* **Saved data entries**:
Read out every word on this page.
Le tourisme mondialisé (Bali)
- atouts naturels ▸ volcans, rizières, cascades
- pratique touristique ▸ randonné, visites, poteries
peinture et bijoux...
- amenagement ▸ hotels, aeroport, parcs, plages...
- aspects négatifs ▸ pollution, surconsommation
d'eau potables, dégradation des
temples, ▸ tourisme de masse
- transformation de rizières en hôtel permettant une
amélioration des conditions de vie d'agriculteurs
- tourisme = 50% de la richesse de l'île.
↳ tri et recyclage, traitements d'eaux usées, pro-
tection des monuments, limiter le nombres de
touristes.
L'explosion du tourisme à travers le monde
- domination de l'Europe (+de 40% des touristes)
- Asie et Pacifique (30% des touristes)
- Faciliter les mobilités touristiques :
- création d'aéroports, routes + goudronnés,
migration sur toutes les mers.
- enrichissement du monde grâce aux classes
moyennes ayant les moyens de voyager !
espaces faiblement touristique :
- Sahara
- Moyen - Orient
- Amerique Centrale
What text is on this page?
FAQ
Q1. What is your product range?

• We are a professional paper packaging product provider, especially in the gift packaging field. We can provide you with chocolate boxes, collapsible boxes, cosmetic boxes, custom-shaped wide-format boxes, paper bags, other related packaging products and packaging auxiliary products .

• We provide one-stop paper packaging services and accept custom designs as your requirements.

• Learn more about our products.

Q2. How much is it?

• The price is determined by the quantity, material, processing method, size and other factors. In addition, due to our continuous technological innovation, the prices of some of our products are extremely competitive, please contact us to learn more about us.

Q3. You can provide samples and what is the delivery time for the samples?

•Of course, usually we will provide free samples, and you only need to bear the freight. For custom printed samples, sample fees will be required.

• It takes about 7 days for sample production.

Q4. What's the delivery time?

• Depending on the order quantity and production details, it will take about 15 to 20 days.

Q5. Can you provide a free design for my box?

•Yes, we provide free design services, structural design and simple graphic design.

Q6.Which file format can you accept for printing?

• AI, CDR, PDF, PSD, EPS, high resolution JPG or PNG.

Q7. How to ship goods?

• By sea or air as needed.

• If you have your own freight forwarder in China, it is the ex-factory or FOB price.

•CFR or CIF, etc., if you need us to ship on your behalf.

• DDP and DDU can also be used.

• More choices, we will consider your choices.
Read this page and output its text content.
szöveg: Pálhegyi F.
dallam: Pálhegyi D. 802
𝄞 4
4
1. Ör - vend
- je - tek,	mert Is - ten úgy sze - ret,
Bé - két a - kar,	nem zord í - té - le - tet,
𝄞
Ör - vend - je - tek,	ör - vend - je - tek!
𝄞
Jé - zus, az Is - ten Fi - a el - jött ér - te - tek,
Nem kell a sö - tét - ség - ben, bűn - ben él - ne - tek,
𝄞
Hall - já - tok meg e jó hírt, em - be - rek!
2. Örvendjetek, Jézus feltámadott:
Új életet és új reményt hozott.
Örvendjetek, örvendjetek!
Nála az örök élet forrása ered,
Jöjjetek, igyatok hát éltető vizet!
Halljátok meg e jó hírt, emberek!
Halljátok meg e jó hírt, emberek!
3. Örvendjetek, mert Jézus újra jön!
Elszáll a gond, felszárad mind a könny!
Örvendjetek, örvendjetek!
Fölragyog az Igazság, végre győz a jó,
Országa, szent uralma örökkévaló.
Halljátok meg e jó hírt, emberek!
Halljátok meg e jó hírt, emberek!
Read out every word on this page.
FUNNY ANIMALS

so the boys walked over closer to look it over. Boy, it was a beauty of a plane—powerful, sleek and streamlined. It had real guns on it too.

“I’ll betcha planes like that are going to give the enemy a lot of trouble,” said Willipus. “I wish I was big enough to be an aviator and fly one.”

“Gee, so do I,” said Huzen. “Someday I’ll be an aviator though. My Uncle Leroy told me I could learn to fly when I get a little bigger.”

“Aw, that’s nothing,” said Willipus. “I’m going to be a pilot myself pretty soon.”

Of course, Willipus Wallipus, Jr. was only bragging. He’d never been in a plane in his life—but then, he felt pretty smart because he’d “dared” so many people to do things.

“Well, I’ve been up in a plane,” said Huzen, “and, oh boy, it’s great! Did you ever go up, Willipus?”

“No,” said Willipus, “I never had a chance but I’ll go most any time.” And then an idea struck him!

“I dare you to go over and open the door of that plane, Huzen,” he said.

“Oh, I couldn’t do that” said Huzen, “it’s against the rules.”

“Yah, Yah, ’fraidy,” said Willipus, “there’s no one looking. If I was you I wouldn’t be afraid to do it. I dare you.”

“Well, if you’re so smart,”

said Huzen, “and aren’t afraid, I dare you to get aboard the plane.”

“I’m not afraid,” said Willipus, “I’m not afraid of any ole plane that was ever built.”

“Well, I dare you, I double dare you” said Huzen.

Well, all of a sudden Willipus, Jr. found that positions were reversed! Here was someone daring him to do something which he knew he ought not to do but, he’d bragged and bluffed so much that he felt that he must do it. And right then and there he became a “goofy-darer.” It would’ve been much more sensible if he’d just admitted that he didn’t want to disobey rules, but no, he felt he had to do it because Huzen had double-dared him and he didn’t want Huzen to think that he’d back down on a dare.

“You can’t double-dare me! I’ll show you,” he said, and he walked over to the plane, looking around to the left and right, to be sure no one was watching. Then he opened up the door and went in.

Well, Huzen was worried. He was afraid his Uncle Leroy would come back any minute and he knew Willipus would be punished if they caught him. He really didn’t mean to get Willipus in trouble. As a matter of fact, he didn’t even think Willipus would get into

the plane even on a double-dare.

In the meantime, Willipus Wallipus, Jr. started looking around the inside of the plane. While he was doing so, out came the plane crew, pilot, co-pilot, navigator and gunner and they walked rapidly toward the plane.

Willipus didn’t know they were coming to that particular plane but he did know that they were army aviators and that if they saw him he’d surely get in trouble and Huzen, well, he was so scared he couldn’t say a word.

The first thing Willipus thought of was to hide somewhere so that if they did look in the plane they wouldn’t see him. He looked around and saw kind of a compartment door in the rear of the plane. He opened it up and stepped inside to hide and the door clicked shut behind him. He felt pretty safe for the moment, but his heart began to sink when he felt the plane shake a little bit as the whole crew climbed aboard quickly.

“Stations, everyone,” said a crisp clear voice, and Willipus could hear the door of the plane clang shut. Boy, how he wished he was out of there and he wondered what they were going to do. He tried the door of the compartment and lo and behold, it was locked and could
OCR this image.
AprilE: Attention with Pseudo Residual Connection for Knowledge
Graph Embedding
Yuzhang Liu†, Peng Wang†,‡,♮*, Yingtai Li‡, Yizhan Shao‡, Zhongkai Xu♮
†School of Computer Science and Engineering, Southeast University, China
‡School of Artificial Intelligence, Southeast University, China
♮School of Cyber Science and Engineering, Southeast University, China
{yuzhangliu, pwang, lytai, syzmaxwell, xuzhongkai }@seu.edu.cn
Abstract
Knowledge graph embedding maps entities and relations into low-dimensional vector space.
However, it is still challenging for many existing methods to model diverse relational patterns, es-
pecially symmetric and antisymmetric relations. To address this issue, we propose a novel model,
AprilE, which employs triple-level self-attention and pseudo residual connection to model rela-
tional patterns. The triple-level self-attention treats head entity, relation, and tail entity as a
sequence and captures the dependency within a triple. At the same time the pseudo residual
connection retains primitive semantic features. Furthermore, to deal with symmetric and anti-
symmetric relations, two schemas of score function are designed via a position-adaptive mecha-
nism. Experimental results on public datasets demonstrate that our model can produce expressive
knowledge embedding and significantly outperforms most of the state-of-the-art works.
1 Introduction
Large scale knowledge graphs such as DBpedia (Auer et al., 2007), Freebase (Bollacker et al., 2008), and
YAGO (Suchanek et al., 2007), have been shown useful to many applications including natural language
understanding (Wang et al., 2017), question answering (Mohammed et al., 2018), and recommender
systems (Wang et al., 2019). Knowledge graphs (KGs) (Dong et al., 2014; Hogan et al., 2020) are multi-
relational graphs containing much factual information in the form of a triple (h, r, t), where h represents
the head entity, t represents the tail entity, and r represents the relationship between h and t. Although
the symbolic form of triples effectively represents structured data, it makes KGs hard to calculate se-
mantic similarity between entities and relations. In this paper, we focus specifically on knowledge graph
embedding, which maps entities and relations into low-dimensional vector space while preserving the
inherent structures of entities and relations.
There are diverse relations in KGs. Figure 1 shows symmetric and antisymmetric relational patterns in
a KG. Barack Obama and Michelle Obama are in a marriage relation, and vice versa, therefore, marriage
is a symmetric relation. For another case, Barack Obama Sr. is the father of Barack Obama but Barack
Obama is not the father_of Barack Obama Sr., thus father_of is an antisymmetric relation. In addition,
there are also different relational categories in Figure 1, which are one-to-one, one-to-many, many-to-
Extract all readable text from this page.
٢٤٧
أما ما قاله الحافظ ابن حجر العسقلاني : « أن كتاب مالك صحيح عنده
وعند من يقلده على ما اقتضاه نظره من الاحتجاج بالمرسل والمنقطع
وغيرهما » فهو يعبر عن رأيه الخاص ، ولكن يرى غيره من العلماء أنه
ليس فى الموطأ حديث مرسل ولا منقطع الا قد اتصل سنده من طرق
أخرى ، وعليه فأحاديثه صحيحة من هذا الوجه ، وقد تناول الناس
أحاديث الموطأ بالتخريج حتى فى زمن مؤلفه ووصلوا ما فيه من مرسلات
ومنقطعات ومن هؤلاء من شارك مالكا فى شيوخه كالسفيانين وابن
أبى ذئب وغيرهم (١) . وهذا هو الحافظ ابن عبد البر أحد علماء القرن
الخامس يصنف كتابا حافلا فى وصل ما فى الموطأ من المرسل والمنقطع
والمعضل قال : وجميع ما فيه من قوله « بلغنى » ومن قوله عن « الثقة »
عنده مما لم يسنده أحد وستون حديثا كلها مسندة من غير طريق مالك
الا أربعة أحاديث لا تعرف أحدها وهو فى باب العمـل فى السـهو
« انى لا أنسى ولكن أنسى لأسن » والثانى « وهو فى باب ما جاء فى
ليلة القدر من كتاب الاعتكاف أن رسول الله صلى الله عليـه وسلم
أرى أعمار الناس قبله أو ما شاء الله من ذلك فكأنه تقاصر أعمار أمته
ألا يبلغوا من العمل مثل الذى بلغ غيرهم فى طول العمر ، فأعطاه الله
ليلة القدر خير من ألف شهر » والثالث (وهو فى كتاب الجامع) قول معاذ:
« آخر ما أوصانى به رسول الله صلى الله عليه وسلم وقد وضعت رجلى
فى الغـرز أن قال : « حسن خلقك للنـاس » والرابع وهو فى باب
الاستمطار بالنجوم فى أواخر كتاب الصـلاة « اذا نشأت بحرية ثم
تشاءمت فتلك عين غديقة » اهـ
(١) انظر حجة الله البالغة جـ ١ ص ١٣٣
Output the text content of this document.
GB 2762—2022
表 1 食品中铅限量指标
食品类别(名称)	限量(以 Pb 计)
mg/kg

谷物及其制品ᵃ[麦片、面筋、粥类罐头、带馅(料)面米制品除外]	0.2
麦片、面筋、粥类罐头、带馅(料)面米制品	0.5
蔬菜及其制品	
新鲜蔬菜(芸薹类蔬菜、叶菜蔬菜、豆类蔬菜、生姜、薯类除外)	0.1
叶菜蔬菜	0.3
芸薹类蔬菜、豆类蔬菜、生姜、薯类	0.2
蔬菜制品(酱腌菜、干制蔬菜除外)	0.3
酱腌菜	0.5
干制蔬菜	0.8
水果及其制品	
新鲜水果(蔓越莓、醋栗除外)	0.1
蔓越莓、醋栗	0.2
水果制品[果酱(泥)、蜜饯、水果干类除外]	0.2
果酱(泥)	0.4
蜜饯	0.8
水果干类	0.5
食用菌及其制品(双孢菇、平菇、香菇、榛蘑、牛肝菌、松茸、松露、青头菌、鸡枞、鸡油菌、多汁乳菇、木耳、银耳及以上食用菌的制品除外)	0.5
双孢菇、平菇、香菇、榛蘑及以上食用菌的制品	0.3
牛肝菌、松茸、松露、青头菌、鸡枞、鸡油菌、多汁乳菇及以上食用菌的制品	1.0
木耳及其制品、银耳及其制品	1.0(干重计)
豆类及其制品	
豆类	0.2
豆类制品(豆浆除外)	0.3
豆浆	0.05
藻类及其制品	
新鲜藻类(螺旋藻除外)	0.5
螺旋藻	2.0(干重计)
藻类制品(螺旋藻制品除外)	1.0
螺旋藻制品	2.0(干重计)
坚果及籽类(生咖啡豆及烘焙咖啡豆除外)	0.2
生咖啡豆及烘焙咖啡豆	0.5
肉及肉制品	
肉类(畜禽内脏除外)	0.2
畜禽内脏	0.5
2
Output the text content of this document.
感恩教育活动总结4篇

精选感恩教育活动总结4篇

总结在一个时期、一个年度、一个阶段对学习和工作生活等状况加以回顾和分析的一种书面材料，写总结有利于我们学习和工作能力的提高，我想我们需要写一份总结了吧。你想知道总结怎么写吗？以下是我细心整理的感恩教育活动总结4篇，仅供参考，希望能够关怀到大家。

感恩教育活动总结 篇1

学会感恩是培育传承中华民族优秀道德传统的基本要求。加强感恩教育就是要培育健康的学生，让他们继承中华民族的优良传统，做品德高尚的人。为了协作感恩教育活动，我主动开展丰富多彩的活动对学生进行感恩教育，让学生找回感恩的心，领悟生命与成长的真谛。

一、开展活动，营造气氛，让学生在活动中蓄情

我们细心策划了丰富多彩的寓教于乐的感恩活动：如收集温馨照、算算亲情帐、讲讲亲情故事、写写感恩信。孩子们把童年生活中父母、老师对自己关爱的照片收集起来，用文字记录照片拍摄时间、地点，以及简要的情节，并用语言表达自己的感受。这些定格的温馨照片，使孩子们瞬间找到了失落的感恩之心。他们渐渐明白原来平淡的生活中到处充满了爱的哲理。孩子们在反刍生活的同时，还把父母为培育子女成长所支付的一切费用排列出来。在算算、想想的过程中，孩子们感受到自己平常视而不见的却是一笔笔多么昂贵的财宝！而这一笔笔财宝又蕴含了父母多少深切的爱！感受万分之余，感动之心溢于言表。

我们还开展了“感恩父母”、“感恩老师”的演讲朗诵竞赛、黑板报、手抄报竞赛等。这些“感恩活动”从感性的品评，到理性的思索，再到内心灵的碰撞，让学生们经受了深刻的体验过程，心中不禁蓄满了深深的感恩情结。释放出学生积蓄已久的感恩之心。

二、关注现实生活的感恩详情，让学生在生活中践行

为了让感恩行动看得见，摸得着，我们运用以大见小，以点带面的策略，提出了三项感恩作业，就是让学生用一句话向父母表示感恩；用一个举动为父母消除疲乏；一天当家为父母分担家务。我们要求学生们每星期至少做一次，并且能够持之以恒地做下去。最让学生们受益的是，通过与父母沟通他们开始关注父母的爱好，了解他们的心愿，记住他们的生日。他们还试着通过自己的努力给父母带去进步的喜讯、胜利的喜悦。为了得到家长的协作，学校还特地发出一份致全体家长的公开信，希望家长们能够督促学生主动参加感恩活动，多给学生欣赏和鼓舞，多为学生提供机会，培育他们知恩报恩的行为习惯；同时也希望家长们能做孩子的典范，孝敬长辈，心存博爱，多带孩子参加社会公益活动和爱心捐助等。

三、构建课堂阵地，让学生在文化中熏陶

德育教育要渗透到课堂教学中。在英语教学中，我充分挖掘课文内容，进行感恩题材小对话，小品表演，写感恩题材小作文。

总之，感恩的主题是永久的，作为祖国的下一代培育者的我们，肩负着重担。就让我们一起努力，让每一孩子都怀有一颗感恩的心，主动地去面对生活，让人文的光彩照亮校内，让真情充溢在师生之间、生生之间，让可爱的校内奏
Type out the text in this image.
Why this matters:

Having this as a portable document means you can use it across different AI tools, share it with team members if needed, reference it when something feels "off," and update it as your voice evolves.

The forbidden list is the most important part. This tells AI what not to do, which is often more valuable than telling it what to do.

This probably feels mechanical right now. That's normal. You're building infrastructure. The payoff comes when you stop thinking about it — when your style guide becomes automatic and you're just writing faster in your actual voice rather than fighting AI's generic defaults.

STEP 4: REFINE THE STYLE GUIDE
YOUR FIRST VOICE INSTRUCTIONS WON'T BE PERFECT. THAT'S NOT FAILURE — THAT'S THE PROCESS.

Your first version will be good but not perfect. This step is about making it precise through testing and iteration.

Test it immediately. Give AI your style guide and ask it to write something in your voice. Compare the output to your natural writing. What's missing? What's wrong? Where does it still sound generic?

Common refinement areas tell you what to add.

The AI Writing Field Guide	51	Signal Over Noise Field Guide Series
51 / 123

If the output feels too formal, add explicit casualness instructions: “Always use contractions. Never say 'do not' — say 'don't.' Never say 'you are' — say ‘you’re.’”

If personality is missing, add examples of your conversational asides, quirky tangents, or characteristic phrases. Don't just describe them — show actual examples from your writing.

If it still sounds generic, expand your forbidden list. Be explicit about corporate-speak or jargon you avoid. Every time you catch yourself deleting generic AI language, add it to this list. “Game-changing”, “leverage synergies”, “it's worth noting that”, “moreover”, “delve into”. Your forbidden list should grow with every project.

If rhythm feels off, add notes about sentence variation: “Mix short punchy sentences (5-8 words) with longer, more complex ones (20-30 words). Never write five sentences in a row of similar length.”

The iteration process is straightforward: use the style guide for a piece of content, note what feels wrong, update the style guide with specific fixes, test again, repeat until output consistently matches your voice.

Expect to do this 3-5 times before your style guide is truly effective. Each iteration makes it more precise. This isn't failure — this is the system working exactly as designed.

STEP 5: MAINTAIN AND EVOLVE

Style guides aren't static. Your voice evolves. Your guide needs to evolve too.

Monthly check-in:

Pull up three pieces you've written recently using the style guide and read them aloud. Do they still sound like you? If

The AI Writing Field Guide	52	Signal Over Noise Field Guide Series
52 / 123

* **WHAT IS REQUIRED**: Go through the material line by line. Show each line that contains the string "University".

* **ANSWER BELOW**:
†School of Computer Science and Engineering, Southeast University, China
‡School of Artificial Intelligence, Southeast University, China
♮School of Cyber Science and Engineering, Southeast University, China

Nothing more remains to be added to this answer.